• _INSTRUCTION_:
Lines holding the string "kterých" are the ones to copy from this listing.

* * * *

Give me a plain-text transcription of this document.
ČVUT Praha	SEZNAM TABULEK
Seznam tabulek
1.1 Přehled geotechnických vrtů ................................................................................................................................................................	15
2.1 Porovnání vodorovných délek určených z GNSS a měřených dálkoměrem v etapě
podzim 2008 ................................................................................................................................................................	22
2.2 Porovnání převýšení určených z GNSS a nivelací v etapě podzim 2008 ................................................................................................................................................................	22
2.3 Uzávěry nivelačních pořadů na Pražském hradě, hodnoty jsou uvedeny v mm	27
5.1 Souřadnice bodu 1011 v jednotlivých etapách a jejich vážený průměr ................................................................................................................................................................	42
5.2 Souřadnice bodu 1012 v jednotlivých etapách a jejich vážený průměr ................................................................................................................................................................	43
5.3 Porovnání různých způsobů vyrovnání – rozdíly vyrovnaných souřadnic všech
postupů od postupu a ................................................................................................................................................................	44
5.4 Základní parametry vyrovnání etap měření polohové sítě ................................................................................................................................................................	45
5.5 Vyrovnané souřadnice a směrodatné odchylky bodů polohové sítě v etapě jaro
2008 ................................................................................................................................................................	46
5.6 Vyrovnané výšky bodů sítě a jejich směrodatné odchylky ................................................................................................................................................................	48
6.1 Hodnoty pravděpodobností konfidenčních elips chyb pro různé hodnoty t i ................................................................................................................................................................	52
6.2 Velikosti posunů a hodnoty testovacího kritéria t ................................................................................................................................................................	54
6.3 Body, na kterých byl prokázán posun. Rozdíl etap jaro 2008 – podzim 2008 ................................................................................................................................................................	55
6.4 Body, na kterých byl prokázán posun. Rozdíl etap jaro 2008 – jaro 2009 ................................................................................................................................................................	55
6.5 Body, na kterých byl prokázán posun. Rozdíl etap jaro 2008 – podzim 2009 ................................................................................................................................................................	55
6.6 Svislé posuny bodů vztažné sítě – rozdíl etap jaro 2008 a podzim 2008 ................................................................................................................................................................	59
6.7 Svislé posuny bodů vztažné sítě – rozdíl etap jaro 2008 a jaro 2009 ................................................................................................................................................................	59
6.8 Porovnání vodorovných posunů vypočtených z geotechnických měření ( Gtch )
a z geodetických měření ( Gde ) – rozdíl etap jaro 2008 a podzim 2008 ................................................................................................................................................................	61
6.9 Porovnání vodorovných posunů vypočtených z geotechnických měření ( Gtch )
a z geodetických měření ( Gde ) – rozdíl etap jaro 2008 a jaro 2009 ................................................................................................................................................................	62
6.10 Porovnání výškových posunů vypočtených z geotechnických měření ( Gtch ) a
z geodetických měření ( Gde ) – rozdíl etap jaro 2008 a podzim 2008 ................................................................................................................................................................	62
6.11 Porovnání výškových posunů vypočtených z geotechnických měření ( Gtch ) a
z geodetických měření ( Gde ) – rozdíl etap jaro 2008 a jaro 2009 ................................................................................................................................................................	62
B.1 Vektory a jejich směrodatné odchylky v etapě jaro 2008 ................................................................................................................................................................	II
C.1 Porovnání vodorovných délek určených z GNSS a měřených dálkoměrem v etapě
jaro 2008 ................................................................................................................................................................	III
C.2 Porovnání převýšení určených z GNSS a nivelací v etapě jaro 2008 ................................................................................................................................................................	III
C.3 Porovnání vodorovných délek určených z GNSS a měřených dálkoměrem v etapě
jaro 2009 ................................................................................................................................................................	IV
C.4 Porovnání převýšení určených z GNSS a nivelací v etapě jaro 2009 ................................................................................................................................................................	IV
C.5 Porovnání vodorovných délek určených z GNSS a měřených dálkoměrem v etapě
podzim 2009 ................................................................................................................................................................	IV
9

* * * *

• _SOLUTION FOR THIS TASK_:
6.3 Body, na kterých byl prokázán posun. Rozdíl etap jaro 2008 – podzim 2008 ................................................................................................................................................................	55
6.4 Body, na kterých byl prokázán posun. Rozdíl etap jaro 2008 – jaro 2009 ................................................................................................................................................................	55
6.5 Body, na kterých byl prokázán posun. Rozdíl etap jaro 2008 – podzim 2009 ................................................................................................................................................................	55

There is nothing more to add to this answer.